▶ What is required
Lift every line from the entries that includes the word "Transportation".

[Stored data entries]
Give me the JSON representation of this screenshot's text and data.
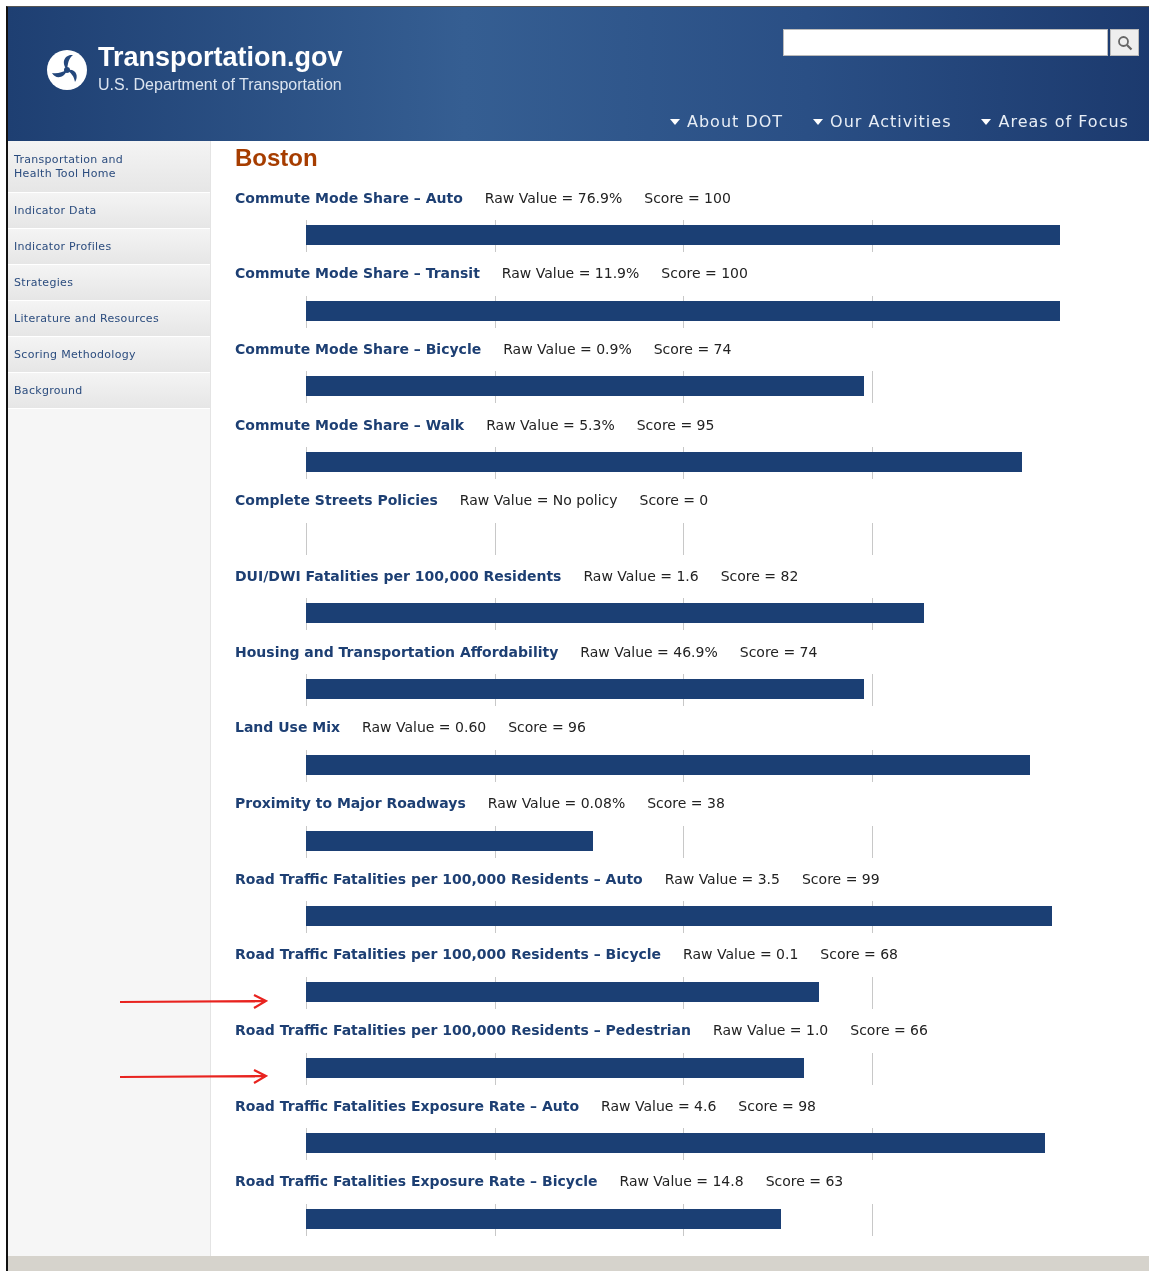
{
  "header": {
    "site_title": "Transportation.gov",
    "site_subtitle": "U.S. Department of Transportation",
    "nav": [
      "About DOT",
      "Our Activities",
      "Areas of Focus"
    ]
  },
  "sidebar": {
    "items": [
      {
        "label": "Transportation and Health Tool Home"
      },
      {
        "label": "Indicator Data"
      },
      {
        "label": "Indicator Profiles"
      },
      {
        "label": "Strategies"
      },
      {
        "label": "Literature and Resources"
      },
      {
        "label": "Scoring Methodology"
      },
      {
        "label": "Background"
      }
    ]
  },
  "page_title": "Boston",
  "indicators": [
    {
      "name": "Commute Mode Share – Auto",
      "raw": "Raw Value = 76.9%",
      "score": "Score = 100",
      "level": 1.0,
      "flagged": false
    },
    {
      "name": "Commute Mode Share – Transit",
      "raw": "Raw Value = 11.9%",
      "score": "Score = 100",
      "level": 1.0,
      "flagged": false
    },
    {
      "name": "Commute Mode Share – Bicycle",
      "raw": "Raw Value = 0.9%",
      "score": "Score = 74",
      "level": 0.74,
      "flagged": false
    },
    {
      "name": "Commute Mode Share – Walk",
      "raw": "Raw Value = 5.3%",
      "score": "Score = 95",
      "level": 0.95,
      "flagged": false
    },
    {
      "name": "Complete Streets Policies",
      "raw": "Raw Value = No policy",
      "score": "Score = 0",
      "flagged": false
    },
    {
      "name": "DUI/DWI Fatalities per 100,000 Residents",
      "raw": "Raw Value = 1.6",
      "score": "Score = 82",
      "level": 0.82,
      "flagged": false
    },
    {
      "name": "Housing and Transportation Affordability",
      "raw": "Raw Value = 46.9%",
      "score": "Score = 74",
      "level": 0.74,
      "flagged": false
    },
    {
      "name": "Land Use Mix",
      "raw": "Raw Value = 0.60",
      "score": "Score = 96",
      "level": 0.96,
      "flagged": false
    },
    {
      "name": "Proximity to Major Roadways",
      "raw": "Raw Value = 0.08%",
      "score": "Score = 38",
      "level": 0.38,
      "flagged": false
    },
    {
      "name": "Road Traffic Fatalities per 100,000 Residents – Auto",
      "raw": "Raw Value = 3.5",
      "score": "Score = 99",
      "level": 0.99,
      "flagged": false
    },
    {
      "name": "Road Traffic Fatalities per 100,000 Residents – Bicycle",
      "raw": "Raw Value = 0.1",
      "score": "Score = 68",
      "level": 0.68,
      "flagged": true
    },
    {
      "name": "Road Traffic Fatalities per 100,000 Residents – Pedestrian",
      "raw": "Raw Value = 1.0",
      "score": "Score = 66",
      "level": 0.66,
      "flagged": true
    },
    {
      "name": "Road Traffic Fatalities Exposure Rate – Auto",
      "raw": "Raw Value = 4.6",
      "score": "Score = 98",
      "level": 0.98,
      "flagged": false
    },
    {
      "name": "Road Traffic Fatalities Exposure Rate – Bicycle",
      "raw": "Raw Value = 14.8",
      "score": "Score = 63",
      "level": 0.63,
      "flagged": false
    }
  ]
}
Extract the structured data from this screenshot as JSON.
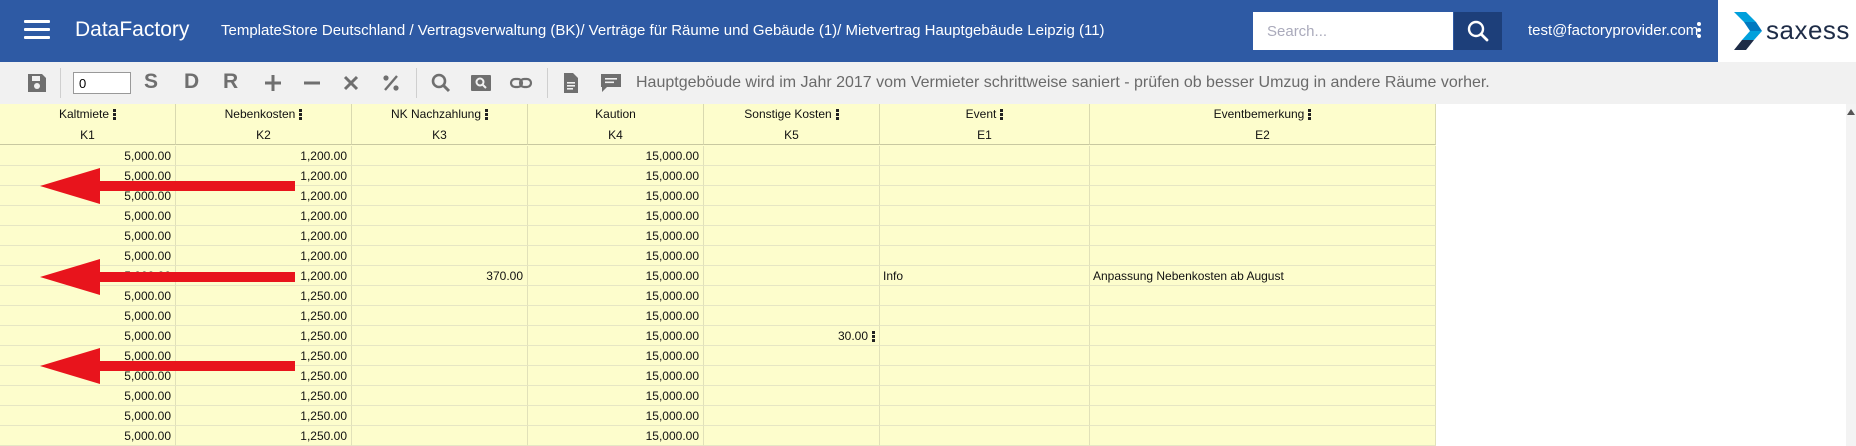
{
  "app": {
    "title": "DataFactory"
  },
  "breadcrumb": "TemplateStore Deutschland / Vertragsverwaltung (BK)/ Verträge für Räume und Gebäude (1)/ Mietvertrag Hauptgebäude Leipzig (11)",
  "search": {
    "placeholder": "Search...",
    "value": ""
  },
  "user": {
    "email": "test@factoryprovider.com"
  },
  "logo": {
    "text": "saxess"
  },
  "toolbar": {
    "row_input": "0",
    "letters": [
      "S",
      "D",
      "R"
    ],
    "note": "Hauptgeböude wird im Jahr 2017 vom Vermieter schrittweise saniert - prüfen ob besser Umzug in andere Räume vorher."
  },
  "icons": {
    "menu": "hamburger-icon",
    "search": "search-icon",
    "more": "kebab-icon",
    "save": "save-icon",
    "add": "plus-icon",
    "remove": "minus-icon",
    "clear": "close-icon",
    "percent": "percent-icon",
    "zoom": "magnifier-icon",
    "image-search": "image-search-icon",
    "link": "link-icon",
    "document": "document-icon",
    "comment": "comment-icon"
  },
  "colors": {
    "header": "#2e5aa4",
    "grid_bg": "#fdfdcc",
    "arrow": "#e8141c"
  },
  "grid": {
    "columns": [
      {
        "label": "Kaltmiete",
        "code": "K1",
        "menu": true
      },
      {
        "label": "Nebenkosten",
        "code": "K2",
        "menu": true
      },
      {
        "label": "NK Nachzahlung",
        "code": "K3",
        "menu": true
      },
      {
        "label": "Kaution",
        "code": "K4",
        "menu": false
      },
      {
        "label": "Sonstige Kosten",
        "code": "K5",
        "menu": true
      },
      {
        "label": "Event",
        "code": "E1",
        "menu": true
      },
      {
        "label": "Eventbemerkung",
        "code": "E2",
        "menu": true
      }
    ],
    "rows": [
      [
        "5,000.00",
        "1,200.00",
        "",
        "15,000.00",
        "",
        "",
        ""
      ],
      [
        "5,000.00",
        "1,200.00",
        "",
        "15,000.00",
        "",
        "",
        ""
      ],
      [
        "5,000.00",
        "1,200.00",
        "",
        "15,000.00",
        "",
        "",
        ""
      ],
      [
        "5,000.00",
        "1,200.00",
        "",
        "15,000.00",
        "",
        "",
        ""
      ],
      [
        "5,000.00",
        "1,200.00",
        "",
        "15,000.00",
        "",
        "",
        ""
      ],
      [
        "5,000.00",
        "1,200.00",
        "",
        "15,000.00",
        "",
        "",
        ""
      ],
      [
        "5,000.00",
        "1,200.00",
        "370.00",
        "15,000.00",
        "",
        "Info",
        "Anpassung Nebenkosten ab August"
      ],
      [
        "5,000.00",
        "1,250.00",
        "",
        "15,000.00",
        "",
        "",
        ""
      ],
      [
        "5,000.00",
        "1,250.00",
        "",
        "15,000.00",
        "",
        "",
        ""
      ],
      [
        "5,000.00",
        "1,250.00",
        "",
        "15,000.00",
        "30.00",
        "",
        ""
      ],
      [
        "5,000.00",
        "1,250.00",
        "",
        "15,000.00",
        "",
        "",
        ""
      ],
      [
        "5,000.00",
        "1,250.00",
        "",
        "15,000.00",
        "",
        "",
        ""
      ],
      [
        "5,000.00",
        "1,250.00",
        "",
        "15,000.00",
        "",
        "",
        ""
      ],
      [
        "5,000.00",
        "1,250.00",
        "",
        "15,000.00",
        "",
        "",
        ""
      ],
      [
        "5,000.00",
        "1,250.00",
        "",
        "15,000.00",
        "",
        "",
        ""
      ]
    ]
  }
}
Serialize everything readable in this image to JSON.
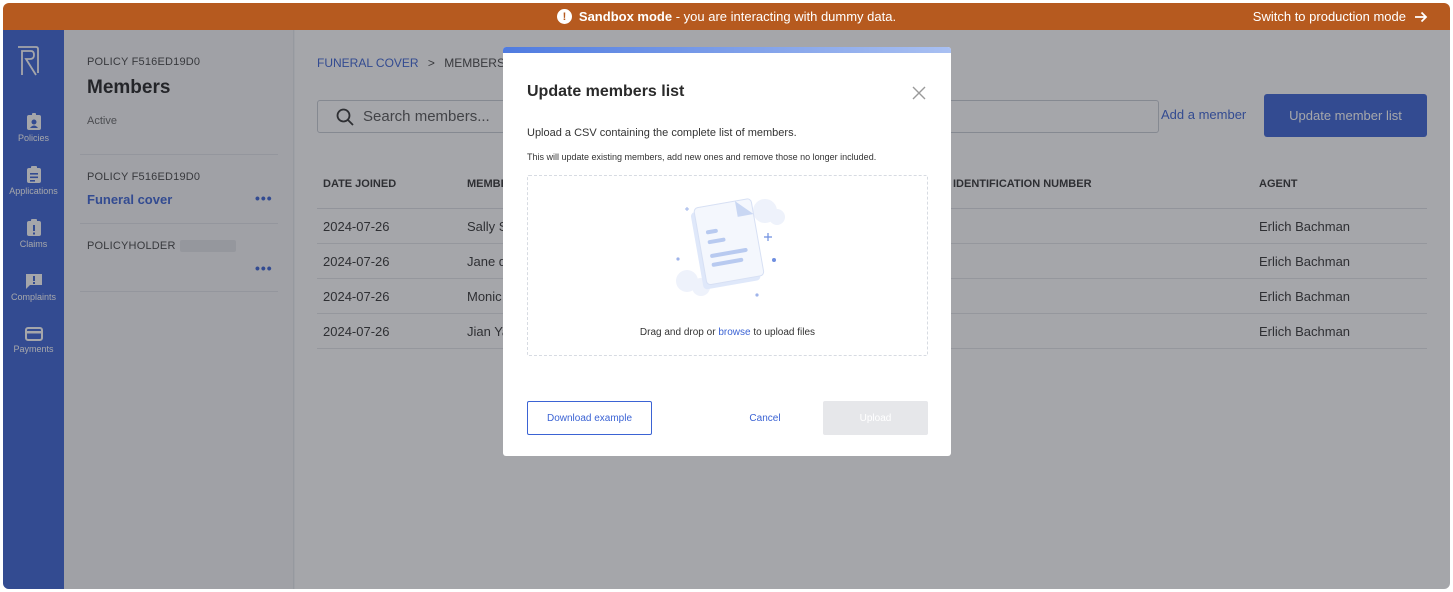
{
  "banner": {
    "title": "Sandbox mode",
    "message": " - you are interacting with dummy data.",
    "switch_label": "Switch to production mode"
  },
  "rail": {
    "items": [
      {
        "label": "Policies",
        "icon": "badge-icon"
      },
      {
        "label": "Applications",
        "icon": "clipboard-icon"
      },
      {
        "label": "Claims",
        "icon": "clipboard-alert-icon"
      },
      {
        "label": "Complaints",
        "icon": "chat-alert-icon"
      },
      {
        "label": "Payments",
        "icon": "card-icon"
      }
    ]
  },
  "sidebar": {
    "policy_label": "POLICY F516ED19D0",
    "title": "Members",
    "status": "Active",
    "policy_label_2": "POLICY F516ED19D0",
    "product_link": "Funeral cover",
    "policyholder_label": "POLICYHOLDER"
  },
  "main": {
    "breadcrumb": {
      "root": "FUNERAL COVER",
      "separator": ">",
      "current": "MEMBERS"
    },
    "search_placeholder": "Search members...",
    "add_member_label": "Add a member",
    "update_button_label": "Update member list",
    "table": {
      "headers": [
        "DATE JOINED",
        "MEMBER",
        "IDENTIFICATION NUMBER",
        "AGENT"
      ],
      "rows": [
        {
          "date": "2024-07-26",
          "member": "Sally S",
          "agent": "Erlich Bachman"
        },
        {
          "date": "2024-07-26",
          "member": "Jane d",
          "agent": "Erlich Bachman"
        },
        {
          "date": "2024-07-26",
          "member": "Monic",
          "agent": "Erlich Bachman"
        },
        {
          "date": "2024-07-26",
          "member": "Jian Ya",
          "agent": "Erlich Bachman"
        }
      ]
    }
  },
  "modal": {
    "title": "Update members list",
    "text1": "Upload a CSV containing the complete list of members.",
    "text2": "This will update existing members, add new ones and remove those no longer included.",
    "drop_prefix": "Drag and drop or ",
    "drop_link": "browse",
    "drop_suffix": " to upload files",
    "download_label": "Download example",
    "cancel_label": "Cancel",
    "upload_label": "Upload"
  },
  "colors": {
    "banner": "#b65a1f",
    "primary": "#3b63d4"
  }
}
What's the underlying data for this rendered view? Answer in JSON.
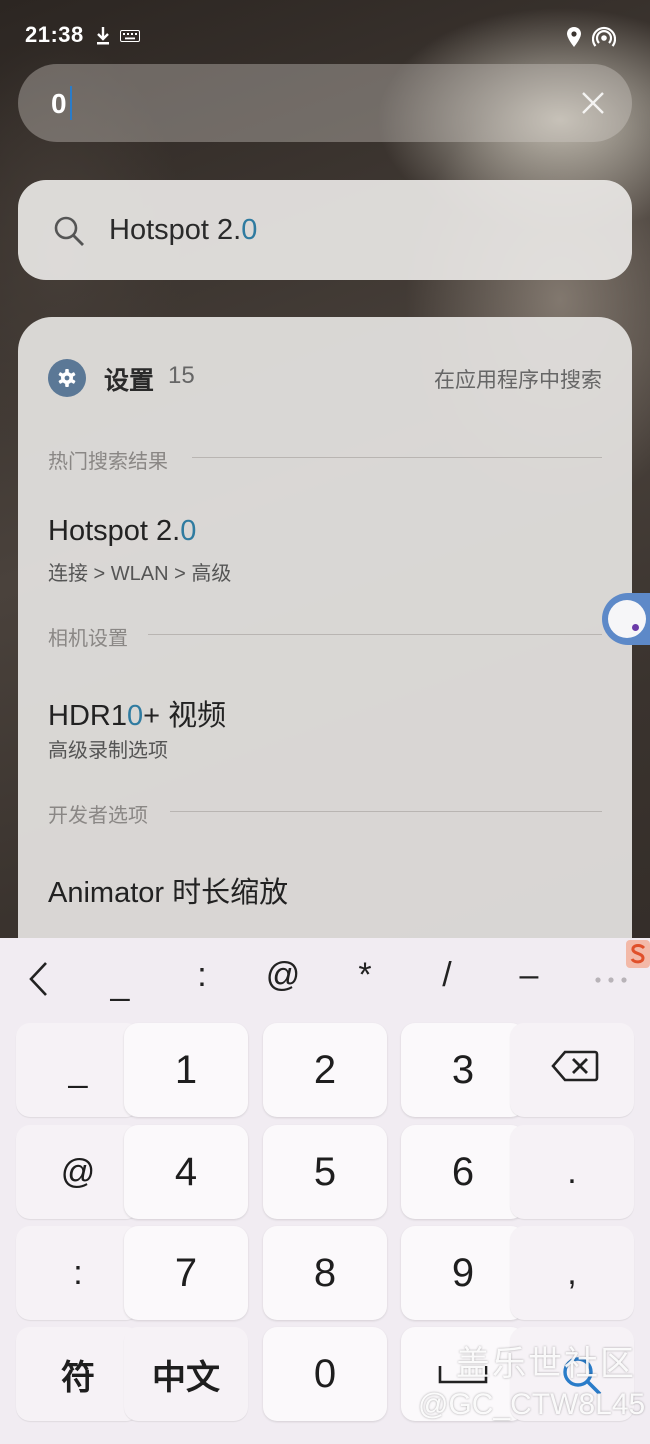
{
  "status_bar": {
    "time": "21:38"
  },
  "search": {
    "value": "0"
  },
  "suggestion": {
    "prefix": "Hotspot 2.",
    "highlight": "0"
  },
  "results_card": {
    "app_name": "设置",
    "count": "15",
    "search_in_app": "在应用程序中搜索",
    "sections": [
      {
        "label": "热门搜索结果",
        "title_prefix": "Hotspot 2.",
        "title_highlight": "0",
        "title_suffix": "",
        "subtitle": "连接 > WLAN > 高级"
      },
      {
        "label": "相机设置",
        "title_prefix": "HDR1",
        "title_highlight": "0",
        "title_suffix": "+ 视频",
        "subtitle": "高级录制选项"
      },
      {
        "label": "开发者选项",
        "title_prefix": "Animator 时长缩放",
        "title_highlight": "",
        "title_suffix": "",
        "subtitle": ""
      }
    ]
  },
  "keyboard": {
    "symbol_row": [
      "_",
      ":",
      "@",
      "*",
      "/",
      "–"
    ],
    "rows": [
      [
        "_",
        "1",
        "2",
        "3",
        ""
      ],
      [
        "@",
        "4",
        "5",
        "6",
        "."
      ],
      [
        ":",
        "7",
        "8",
        "9",
        ","
      ],
      [
        "符",
        "中文",
        "0",
        "",
        ""
      ]
    ]
  },
  "watermark": {
    "line1": "盖乐世社区",
    "line2": "@GC_CTW8L45"
  }
}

▶ Problem solution
    "site_title": "Transportation.gov",
    "site_subtitle": "U.S. Department of Transportation",
        "label": "Transportation and Health Tool Home"
      "name": "Housing and Transportation Affordability",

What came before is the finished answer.